───── Recorded data

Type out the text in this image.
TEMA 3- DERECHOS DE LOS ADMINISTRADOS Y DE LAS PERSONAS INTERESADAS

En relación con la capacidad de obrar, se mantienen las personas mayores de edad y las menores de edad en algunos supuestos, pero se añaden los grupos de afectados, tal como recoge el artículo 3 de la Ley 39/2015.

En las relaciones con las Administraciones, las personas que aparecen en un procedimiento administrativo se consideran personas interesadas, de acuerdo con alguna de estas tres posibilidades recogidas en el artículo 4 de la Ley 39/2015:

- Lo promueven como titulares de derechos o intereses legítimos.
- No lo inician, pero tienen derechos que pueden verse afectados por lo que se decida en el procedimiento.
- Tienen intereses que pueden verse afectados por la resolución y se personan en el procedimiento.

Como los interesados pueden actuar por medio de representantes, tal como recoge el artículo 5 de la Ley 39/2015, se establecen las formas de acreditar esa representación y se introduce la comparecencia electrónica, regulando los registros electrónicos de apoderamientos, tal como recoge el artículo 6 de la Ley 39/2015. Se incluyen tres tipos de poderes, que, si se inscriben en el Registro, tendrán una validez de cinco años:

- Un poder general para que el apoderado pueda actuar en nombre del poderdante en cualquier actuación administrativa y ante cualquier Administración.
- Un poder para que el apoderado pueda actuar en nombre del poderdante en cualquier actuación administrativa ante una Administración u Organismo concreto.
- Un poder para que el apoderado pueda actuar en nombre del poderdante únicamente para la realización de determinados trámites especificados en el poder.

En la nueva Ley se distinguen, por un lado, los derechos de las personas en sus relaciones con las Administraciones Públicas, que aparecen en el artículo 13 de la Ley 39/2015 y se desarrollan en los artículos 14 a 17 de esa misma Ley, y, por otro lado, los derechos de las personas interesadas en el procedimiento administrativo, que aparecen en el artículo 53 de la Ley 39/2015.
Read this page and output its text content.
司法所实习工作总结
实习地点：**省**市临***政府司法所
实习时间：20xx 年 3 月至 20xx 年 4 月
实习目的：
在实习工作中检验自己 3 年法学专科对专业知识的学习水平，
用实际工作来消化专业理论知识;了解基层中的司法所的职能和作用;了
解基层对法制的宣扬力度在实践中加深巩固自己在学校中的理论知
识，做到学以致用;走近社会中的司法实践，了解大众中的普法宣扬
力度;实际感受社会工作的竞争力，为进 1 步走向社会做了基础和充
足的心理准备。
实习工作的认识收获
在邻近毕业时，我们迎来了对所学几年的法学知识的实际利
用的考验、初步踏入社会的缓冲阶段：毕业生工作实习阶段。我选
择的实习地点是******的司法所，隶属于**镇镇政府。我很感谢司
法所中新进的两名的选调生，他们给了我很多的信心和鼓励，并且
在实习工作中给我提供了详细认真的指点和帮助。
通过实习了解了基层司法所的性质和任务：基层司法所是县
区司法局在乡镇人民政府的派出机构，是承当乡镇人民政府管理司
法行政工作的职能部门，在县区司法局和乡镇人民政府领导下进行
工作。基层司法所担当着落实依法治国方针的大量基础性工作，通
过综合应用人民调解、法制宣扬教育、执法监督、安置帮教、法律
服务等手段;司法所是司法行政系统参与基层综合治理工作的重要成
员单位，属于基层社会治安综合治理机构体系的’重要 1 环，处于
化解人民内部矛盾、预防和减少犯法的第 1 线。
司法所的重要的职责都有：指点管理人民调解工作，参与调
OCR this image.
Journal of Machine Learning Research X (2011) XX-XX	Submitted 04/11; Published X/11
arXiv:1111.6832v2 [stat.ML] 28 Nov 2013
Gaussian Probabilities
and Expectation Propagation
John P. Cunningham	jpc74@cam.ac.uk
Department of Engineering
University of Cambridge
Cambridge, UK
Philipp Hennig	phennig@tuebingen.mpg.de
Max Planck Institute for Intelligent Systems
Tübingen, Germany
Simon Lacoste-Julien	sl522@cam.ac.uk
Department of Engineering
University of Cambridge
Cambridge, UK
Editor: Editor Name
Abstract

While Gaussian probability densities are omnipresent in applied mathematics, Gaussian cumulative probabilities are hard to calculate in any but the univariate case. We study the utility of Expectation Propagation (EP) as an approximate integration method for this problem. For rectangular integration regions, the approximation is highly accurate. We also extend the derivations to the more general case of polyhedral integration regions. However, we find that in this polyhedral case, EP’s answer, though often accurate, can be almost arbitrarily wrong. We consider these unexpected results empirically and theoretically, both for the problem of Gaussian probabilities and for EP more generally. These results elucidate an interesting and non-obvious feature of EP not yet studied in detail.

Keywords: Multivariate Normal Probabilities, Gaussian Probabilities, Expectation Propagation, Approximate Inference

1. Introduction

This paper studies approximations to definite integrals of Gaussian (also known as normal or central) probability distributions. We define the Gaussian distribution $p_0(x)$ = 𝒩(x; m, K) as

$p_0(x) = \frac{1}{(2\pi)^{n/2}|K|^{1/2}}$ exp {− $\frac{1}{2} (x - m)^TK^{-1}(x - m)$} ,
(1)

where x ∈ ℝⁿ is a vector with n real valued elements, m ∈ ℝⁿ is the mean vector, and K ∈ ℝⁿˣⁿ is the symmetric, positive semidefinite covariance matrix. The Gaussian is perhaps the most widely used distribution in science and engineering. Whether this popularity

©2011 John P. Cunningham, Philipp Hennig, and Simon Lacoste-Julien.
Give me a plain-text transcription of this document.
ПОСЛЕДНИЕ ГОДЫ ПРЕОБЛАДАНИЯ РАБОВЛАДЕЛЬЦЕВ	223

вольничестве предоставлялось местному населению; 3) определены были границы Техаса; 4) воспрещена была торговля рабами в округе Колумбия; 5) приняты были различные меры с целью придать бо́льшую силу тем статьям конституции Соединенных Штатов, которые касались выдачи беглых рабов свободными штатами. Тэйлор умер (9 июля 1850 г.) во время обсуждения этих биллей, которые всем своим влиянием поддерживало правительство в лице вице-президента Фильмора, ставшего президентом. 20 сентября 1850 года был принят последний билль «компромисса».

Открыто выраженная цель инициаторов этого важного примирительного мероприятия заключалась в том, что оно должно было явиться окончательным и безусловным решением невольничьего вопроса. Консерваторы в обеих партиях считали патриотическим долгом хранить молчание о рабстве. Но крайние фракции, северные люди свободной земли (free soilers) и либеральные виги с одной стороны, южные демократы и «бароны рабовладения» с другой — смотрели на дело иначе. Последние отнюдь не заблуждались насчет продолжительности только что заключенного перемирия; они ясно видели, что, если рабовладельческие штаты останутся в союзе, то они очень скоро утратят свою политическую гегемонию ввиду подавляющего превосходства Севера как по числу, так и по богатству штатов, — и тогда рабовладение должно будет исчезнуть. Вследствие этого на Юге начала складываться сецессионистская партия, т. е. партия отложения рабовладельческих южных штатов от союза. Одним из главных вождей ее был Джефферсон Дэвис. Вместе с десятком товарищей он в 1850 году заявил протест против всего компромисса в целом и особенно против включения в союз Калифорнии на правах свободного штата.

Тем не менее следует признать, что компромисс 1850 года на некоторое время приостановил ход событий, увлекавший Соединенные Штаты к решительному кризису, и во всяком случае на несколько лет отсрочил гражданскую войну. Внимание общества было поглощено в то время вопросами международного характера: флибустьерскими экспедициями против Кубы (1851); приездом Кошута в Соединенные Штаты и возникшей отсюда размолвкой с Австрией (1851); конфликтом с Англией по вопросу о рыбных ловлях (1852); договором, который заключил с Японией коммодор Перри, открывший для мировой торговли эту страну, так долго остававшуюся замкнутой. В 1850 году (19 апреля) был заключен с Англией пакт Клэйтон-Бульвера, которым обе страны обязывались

──────────

**Work to be completed:** Reproduce each line of the entries in which the word "afectados" is found.

**Solution:**
En relación con la capacidad de obrar, se mantienen las personas mayores de edad y las menores de edad en algunos supuestos, pero se añaden los grupos de afectados, tal como recoge el artículo 3 de la Ley 39/2015.
- No lo inician, pero tienen derechos que pueden verse afectados por lo que se decida en el procedimiento.
- Tienen intereses que pueden verse afectados por la resolución y se personan en el procedimiento.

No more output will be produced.